Input for this task —

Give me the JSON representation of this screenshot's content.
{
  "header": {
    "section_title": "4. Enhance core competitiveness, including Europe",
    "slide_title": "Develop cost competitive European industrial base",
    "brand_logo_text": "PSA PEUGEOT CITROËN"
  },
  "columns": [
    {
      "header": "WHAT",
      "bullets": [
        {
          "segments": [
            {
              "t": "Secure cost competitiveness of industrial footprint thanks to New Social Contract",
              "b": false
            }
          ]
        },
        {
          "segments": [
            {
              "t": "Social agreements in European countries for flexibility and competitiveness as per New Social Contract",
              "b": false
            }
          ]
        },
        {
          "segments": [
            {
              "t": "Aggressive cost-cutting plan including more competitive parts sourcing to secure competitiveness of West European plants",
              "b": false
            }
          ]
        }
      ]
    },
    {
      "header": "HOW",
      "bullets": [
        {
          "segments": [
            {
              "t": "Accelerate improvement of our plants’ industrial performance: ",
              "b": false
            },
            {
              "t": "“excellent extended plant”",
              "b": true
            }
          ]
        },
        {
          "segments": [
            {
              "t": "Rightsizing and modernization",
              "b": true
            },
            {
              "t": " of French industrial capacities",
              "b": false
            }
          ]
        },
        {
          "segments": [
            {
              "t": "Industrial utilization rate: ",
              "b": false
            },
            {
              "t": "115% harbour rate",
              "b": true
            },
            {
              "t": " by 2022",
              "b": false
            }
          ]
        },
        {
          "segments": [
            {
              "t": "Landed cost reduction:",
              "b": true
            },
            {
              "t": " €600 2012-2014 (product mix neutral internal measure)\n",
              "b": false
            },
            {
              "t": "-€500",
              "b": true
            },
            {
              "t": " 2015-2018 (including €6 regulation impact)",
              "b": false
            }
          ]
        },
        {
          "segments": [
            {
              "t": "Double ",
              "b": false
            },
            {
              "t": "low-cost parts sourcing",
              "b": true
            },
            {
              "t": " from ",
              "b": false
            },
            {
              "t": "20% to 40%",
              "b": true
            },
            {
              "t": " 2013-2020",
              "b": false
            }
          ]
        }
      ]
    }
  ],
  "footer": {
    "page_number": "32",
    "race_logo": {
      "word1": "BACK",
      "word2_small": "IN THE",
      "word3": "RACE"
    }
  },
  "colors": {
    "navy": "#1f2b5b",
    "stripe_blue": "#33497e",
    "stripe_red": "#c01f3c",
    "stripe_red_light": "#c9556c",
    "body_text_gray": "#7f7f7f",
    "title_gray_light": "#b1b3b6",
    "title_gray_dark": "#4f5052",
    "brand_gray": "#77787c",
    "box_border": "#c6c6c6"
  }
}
==
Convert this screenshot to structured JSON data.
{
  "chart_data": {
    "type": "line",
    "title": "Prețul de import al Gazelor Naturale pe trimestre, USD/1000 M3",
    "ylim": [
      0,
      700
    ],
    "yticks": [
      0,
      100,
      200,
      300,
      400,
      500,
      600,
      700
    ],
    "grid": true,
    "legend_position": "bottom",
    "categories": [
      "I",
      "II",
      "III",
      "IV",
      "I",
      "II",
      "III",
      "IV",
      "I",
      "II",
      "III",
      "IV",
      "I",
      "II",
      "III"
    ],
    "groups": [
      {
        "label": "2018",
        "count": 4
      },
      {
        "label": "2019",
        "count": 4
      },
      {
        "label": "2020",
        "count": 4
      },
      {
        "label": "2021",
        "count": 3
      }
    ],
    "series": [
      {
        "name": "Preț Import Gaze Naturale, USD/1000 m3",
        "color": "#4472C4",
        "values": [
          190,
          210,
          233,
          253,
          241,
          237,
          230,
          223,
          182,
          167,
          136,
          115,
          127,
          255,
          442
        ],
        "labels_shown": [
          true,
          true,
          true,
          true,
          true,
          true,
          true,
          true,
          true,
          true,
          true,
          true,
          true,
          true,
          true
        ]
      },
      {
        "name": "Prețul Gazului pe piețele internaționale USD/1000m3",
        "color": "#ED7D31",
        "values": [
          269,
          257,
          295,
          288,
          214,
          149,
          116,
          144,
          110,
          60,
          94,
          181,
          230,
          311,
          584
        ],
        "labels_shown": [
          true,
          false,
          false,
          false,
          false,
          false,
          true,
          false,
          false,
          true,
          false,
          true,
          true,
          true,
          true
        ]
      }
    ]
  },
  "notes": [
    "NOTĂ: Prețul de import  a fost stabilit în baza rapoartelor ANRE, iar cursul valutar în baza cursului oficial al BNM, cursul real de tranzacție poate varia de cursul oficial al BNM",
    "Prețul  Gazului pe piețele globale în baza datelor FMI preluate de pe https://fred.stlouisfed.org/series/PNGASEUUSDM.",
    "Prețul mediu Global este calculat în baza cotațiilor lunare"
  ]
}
---
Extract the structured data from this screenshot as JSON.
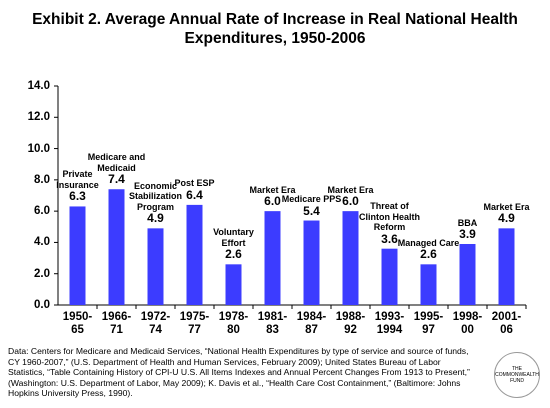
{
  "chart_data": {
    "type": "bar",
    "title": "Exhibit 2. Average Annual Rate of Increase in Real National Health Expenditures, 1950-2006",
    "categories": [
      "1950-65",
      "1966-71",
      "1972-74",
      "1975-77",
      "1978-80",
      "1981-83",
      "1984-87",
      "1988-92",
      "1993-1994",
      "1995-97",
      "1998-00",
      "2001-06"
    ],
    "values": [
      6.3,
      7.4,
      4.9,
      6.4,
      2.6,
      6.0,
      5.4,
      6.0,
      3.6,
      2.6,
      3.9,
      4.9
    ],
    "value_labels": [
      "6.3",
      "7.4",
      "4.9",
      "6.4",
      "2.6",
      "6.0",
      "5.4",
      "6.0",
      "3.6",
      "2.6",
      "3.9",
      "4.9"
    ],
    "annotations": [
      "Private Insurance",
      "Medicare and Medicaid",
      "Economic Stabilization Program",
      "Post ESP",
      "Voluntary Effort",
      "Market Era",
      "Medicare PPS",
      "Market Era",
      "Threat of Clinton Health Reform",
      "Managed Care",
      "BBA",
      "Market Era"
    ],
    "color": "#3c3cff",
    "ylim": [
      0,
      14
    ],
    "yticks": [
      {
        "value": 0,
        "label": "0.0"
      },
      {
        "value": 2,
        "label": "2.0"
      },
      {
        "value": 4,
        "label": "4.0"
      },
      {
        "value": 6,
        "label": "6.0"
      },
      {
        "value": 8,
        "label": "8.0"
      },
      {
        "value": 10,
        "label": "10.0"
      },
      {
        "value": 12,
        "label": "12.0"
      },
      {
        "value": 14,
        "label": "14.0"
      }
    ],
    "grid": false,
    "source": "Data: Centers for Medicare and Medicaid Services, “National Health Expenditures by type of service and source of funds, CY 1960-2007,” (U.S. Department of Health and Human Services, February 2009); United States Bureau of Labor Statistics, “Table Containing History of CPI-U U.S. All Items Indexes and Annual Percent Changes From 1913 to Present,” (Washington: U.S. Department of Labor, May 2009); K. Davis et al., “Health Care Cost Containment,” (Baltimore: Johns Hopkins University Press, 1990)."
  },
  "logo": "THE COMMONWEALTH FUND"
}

The exercise —
Using the listing above, locate the lines that hold "National" and copy each one.

Written solution —
    "title": "Exhibit 2. Average Annual Rate of Increase in Real National Health Expenditures, 1950-2006",
    "source": "Data: Centers for Medicare and Medicaid Services, “National Health Expenditures by type of service and source of funds, CY 1960-2007,” (U.S. Department of Health and Human Services, February 2009); United States Bureau of Labor Statistics, “Table Containing History of CPI-U U.S. All Items Indexes and Annual Percent Changes From 1913 to Present,” (Washington: U.S. Department of Labor, May 2009); K. Davis et al., “Health Care Cost Containment,” (Baltimore: Johns Hopkins University Press, 1990)."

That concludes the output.